Extracted records:
********

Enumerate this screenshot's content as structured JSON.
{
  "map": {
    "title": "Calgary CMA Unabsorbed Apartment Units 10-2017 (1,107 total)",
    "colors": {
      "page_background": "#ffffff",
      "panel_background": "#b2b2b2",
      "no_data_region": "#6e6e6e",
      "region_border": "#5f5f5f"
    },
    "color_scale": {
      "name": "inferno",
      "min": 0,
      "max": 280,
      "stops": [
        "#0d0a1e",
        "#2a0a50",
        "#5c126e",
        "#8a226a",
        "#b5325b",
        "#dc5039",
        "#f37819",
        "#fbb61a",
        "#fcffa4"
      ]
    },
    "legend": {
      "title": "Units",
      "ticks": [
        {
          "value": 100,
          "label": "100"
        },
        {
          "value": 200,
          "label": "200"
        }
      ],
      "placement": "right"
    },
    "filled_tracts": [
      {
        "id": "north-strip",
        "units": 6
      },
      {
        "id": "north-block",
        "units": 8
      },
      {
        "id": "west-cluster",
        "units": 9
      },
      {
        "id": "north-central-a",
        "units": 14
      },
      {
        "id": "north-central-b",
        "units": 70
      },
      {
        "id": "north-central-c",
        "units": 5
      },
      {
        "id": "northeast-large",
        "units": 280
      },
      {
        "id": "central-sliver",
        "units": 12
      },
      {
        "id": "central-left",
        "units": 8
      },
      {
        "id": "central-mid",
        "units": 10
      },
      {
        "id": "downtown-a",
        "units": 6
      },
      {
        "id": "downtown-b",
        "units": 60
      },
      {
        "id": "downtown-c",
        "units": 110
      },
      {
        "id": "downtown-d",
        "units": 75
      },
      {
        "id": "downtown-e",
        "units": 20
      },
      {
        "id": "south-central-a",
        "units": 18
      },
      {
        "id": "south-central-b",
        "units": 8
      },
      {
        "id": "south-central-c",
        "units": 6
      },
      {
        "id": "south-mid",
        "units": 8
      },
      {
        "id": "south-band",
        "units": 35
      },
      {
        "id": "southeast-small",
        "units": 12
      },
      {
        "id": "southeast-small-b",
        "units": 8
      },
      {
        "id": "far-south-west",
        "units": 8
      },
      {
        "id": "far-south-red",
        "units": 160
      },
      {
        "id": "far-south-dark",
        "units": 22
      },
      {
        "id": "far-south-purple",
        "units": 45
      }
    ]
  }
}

********

* What to do
The listing above must be transcribed exactly, line by line.

* Task solution
Enumerate this screenshot's content as structured JSON.
{
  "map": {
    "title": "Calgary CMA Unabsorbed Apartment Units 10-2017 (1,107 total)",
    "colors": {
      "page_background": "#ffffff",
      "panel_background": "#b2b2b2",
      "no_data_region": "#6e6e6e",
      "region_border": "#5f5f5f"
    },
    "color_scale": {
      "name": "inferno",
      "min": 0,
      "max": 280,
      "stops": [
        "#0d0a1e",
        "#2a0a50",
        "#5c126e",
        "#8a226a",
        "#b5325b",
        "#dc5039",
        "#f37819",
        "#fbb61a",
        "#fcffa4"
      ]
    },
    "legend": {
      "title": "Units",
      "ticks": [
        {
          "value": 100,
          "label": "100"
        },
        {
          "value": 200,
          "label": "200"
        }
      ],
      "placement": "right"
    },
    "filled_tracts": [
      {
        "id": "north-strip",
        "units": 6
      },
      {
        "id": "north-block",
        "units": 8
      },
      {
        "id": "west-cluster",
        "units": 9
      },
      {
        "id": "north-central-a",
        "units": 14
      },
      {
        "id": "north-central-b",
        "units": 70
      },
      {
        "id": "north-central-c",
        "units": 5
      },
      {
        "id": "northeast-large",
        "units": 280
      },
      {
        "id": "central-sliver",
        "units": 12
      },
      {
        "id": "central-left",
        "units": 8
      },
      {
        "id": "central-mid",
        "units": 10
      },
      {
        "id": "downtown-a",
        "units": 6
      },
      {
        "id": "downtown-b",
        "units": 60
      },
      {
        "id": "downtown-c",
        "units": 110
      },
      {
        "id": "downtown-d",
        "units": 75
      },
      {
        "id": "downtown-e",
        "units": 20
      },
      {
        "id": "south-central-a",
        "units": 18
      },
      {
        "id": "south-central-b",
        "units": 8
      },
      {
        "id": "south-central-c",
        "units": 6
      },
      {
        "id": "south-mid",
        "units": 8
      },
      {
        "id": "south-band",
        "units": 35
      },
      {
        "id": "southeast-small",
        "units": 12
      },
      {
        "id": "southeast-small-b",
        "units": 8
      },
      {
        "id": "far-south-west",
        "units": 8
      },
      {
        "id": "far-south-red",
        "units": 160
      },
      {
        "id": "far-south-dark",
        "units": 22
      },
      {
        "id": "far-south-purple",
        "units": 45
      }
    ]
  }
}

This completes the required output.